Exercices à faire
[A] Extrayez du texte sur l'adaptation théâtrale de La Petite Fille de Monsieur Linh le passage qui commence à « Figure 1. L’acteur » et se termine à « 2. Photographie de Kurt van der Elst. ».
[B] D'après le texte sur l'adaptation théâtrale de La Petite Fille de Monsieur Linh, comment défilent les lignes pendant le récit de la fuite de Monsieur Linh ?

Du reste, d’autres signes graphiques exercent la même fonction. Ainsi, au moment du récit du transfert de Monsieur Linh à l’institution, apparaissent sur la paroi des lignes qui semblent correspondre au défilement rapide des images sur la rétine du personnage. Parallèlement, les mêmes lignes reviennent mais défilent plus lentement, au cours du récit de la fuite de Monsieur Linh. Comme quoi, les couleurs, les mots, les graphèmes, les images schématiques, sont censés représenter les univers oniriques et dépouillés, privés de repères, du migrant, sinon de tout migrant. Car c’est bien l’universalité de cette expérience en vérité inénarrable que veut rapporter la pièce, à la suite et à l’instar du roman.

Figure 1. L’acteur Koen De Sutter dans l’adaptation de La Petite Fille de Monsieur Linh, mis en scène par Guy Cassiers, Bourlaschouwburg, Anvers (Belgique), 30 sept. 2017. Photographie de Kurt van der Elst

Figure 2. Photographie de Kurt van der Elst.

Figure 3. Photographie de Kurt van der Elst.

Bloc de données
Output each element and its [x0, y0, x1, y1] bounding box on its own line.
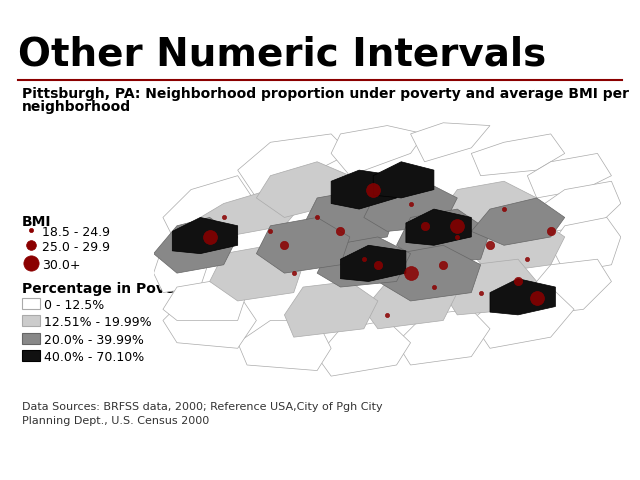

Corrigé complet
[A]
Figure 1. L’acteur Koen De Sutter dans l’adaptation de La Petite Fille de Monsieur Linh, mis en scène par Guy Cassiers, Bourlaschouwburg, Anvers (Belgique), 30 sept. 2017. Photographie de Kurt van der Elst

Figure 2. Photographie de Kurt van der Elst.

[B] Elles défilent plus lentement.